• RECORD LIST
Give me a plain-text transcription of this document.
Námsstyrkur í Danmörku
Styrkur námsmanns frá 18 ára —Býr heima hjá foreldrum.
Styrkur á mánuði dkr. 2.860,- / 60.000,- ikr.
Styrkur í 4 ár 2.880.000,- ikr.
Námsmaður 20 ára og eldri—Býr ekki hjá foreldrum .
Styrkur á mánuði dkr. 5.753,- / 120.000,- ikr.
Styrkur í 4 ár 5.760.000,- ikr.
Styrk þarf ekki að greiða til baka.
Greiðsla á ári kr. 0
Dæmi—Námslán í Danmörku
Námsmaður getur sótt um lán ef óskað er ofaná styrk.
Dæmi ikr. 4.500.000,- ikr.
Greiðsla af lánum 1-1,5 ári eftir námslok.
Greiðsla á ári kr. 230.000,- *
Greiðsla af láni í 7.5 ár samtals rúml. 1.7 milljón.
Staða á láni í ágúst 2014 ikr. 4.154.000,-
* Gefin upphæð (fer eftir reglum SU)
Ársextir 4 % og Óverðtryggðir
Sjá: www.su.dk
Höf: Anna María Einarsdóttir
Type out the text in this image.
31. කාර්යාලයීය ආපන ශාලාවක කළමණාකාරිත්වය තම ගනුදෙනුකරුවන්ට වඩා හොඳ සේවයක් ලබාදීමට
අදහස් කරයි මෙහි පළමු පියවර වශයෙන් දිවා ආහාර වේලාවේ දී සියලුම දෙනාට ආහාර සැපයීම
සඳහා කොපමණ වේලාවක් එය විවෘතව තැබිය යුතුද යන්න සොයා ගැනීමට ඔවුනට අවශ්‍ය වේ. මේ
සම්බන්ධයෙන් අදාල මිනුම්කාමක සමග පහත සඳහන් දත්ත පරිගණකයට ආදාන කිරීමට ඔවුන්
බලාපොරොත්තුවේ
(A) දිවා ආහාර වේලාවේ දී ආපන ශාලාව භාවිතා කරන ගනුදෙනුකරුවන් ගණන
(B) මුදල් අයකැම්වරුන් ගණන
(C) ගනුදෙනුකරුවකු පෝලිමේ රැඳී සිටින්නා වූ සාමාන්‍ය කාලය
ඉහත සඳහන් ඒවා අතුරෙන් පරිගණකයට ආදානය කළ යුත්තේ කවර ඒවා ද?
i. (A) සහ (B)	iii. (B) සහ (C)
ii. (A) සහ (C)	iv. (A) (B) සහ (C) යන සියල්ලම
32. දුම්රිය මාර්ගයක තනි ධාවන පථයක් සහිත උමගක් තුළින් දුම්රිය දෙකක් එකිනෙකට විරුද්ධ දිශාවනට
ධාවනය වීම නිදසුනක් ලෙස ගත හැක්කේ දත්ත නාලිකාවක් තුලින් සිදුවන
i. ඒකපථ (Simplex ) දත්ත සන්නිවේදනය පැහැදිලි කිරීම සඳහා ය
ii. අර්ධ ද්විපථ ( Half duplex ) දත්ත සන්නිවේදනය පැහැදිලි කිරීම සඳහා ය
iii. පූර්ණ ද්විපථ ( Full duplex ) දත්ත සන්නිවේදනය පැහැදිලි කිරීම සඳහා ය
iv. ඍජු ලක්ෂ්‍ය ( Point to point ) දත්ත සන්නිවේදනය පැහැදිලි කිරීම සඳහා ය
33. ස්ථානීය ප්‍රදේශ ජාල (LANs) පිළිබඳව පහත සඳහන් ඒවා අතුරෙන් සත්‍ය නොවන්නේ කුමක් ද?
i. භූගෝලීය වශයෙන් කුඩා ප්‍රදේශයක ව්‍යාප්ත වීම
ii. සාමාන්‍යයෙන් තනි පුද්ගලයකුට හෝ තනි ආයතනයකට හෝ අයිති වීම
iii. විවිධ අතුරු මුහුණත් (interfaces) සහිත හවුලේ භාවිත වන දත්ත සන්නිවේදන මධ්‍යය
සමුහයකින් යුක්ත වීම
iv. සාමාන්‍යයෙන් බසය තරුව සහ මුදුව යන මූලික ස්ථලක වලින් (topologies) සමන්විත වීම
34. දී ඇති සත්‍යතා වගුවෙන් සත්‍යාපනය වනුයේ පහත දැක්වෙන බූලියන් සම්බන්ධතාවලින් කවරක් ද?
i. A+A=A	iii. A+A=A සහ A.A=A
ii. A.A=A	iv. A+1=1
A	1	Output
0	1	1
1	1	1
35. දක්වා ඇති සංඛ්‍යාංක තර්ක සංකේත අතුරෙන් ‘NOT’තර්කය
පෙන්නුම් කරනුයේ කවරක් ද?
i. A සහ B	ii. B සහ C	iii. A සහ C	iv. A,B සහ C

• TASK DETAILS
Give only the number of lines in the data that include the string "Greiðsla".

• RESPONSE
4